EXERCISE GOAL: Wherever "Soil" appears in a line, copy that line.

TASK MATERIAL:
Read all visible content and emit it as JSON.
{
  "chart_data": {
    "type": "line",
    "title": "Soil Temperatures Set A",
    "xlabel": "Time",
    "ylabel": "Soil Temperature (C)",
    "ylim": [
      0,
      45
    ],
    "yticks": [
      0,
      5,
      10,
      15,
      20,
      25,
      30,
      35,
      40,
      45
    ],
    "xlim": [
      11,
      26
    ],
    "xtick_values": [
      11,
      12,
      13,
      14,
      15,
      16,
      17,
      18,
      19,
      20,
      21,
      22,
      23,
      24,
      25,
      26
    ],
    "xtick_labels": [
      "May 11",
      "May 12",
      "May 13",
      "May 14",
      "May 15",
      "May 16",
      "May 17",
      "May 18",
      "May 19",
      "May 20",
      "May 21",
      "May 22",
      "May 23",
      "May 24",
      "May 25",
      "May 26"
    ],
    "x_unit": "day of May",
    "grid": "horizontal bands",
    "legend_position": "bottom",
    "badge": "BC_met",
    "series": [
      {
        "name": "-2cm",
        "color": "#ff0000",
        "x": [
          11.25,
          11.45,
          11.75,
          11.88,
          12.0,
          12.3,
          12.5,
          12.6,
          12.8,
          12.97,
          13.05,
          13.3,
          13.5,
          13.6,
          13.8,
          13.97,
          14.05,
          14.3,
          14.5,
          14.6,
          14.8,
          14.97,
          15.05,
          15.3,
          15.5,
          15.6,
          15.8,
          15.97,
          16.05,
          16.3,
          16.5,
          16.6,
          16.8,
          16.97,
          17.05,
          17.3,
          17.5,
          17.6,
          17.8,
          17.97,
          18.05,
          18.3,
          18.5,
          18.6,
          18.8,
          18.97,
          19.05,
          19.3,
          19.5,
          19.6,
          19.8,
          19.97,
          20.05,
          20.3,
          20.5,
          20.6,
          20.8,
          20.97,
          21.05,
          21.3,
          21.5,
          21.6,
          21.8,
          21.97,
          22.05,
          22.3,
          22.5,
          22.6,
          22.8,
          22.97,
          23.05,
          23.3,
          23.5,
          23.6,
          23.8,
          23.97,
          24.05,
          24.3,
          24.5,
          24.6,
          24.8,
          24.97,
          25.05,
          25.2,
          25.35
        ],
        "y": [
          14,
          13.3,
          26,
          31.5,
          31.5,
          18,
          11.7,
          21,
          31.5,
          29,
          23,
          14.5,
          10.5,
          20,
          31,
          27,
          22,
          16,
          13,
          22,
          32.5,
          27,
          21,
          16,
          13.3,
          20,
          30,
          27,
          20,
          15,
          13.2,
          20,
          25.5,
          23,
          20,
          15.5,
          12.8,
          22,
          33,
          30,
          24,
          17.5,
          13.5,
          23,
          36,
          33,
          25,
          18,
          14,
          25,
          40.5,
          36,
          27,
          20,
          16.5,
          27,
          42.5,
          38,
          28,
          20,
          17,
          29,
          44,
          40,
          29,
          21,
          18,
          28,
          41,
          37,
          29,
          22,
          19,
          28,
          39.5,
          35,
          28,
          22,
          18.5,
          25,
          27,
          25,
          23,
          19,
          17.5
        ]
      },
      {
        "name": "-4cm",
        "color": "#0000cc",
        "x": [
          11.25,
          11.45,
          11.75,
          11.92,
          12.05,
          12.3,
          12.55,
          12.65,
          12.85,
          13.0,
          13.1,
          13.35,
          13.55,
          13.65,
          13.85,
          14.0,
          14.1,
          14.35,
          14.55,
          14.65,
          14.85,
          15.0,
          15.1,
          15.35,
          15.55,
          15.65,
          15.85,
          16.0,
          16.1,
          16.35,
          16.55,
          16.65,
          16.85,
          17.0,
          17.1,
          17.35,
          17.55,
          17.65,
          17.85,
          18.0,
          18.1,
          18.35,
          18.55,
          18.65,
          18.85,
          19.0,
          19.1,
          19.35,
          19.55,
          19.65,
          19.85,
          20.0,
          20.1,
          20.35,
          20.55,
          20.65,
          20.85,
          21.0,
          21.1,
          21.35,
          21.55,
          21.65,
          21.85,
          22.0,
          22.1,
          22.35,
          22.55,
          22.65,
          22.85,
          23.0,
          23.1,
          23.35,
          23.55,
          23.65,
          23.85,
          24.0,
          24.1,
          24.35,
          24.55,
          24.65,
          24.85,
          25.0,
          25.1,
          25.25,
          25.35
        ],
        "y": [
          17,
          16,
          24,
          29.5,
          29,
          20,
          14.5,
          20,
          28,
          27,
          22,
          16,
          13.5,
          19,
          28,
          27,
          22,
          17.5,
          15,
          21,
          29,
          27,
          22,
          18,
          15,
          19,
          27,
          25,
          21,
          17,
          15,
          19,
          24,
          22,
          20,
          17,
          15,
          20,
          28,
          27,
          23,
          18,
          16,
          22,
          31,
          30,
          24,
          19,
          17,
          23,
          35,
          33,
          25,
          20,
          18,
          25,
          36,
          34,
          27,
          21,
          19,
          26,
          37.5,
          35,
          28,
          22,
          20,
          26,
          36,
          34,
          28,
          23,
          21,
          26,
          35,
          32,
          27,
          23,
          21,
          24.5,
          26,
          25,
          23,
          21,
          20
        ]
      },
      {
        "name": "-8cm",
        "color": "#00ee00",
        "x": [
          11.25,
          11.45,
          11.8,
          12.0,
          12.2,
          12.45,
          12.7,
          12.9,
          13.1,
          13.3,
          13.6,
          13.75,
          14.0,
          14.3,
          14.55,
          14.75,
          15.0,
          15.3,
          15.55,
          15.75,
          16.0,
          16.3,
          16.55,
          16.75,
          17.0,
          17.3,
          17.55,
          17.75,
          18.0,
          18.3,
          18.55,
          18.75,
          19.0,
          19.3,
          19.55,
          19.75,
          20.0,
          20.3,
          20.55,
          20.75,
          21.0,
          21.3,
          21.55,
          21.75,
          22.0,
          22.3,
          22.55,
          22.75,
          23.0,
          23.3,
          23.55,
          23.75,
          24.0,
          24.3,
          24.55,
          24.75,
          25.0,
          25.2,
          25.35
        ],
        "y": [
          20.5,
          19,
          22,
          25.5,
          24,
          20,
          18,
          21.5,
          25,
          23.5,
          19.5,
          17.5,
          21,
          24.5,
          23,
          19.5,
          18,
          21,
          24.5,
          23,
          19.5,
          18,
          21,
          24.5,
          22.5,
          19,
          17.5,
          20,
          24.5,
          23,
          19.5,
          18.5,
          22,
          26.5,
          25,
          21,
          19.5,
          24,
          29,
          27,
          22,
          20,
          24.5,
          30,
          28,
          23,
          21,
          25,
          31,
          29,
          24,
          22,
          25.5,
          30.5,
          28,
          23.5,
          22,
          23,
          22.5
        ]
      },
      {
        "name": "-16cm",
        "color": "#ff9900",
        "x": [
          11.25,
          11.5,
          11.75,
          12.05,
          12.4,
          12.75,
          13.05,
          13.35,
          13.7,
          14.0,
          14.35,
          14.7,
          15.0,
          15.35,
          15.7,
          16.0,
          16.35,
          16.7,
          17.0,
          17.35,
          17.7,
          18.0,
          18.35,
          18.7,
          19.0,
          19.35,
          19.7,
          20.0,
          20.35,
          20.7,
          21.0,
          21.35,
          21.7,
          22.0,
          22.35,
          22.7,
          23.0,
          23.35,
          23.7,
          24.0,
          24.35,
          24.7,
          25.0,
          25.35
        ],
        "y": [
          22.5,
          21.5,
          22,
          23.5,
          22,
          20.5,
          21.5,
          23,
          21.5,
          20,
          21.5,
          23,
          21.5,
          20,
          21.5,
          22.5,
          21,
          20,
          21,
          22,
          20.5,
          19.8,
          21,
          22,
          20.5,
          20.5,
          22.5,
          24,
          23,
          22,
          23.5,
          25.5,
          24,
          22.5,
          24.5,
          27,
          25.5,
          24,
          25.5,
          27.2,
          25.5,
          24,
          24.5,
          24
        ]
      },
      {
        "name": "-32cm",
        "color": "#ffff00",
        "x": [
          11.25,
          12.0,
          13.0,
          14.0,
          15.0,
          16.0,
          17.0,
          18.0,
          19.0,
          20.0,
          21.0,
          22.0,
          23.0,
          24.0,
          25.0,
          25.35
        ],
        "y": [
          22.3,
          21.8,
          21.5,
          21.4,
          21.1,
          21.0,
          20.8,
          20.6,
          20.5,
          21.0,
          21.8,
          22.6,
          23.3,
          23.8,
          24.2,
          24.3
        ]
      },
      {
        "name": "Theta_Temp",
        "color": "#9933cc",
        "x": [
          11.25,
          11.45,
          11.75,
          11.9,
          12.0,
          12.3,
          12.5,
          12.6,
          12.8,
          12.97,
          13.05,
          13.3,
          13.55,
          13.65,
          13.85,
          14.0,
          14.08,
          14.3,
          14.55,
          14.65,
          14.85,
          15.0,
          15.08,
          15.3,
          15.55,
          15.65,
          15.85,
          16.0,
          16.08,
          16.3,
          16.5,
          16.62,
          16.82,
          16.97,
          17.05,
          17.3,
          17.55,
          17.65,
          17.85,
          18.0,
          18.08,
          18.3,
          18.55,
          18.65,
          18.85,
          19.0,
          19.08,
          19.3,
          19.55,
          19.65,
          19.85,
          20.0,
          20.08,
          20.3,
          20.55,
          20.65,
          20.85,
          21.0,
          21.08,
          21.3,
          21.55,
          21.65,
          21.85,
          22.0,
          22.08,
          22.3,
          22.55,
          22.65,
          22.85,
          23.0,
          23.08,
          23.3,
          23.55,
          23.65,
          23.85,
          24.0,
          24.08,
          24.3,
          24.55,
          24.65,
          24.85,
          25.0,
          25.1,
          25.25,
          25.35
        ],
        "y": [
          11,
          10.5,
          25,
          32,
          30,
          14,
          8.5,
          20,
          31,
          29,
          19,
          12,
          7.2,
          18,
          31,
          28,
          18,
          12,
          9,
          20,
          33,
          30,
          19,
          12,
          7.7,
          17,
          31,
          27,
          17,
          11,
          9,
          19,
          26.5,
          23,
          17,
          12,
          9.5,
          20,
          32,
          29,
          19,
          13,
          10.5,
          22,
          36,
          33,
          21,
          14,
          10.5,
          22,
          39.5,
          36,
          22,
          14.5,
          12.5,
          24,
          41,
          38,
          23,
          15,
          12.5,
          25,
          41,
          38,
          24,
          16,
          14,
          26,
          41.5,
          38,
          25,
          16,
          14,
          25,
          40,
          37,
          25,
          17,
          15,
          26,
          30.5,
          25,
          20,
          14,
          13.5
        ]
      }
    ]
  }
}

OUTPUT:
    "title": "Soil Temperatures Set A",
    "ylabel": "Soil Temperature (C)",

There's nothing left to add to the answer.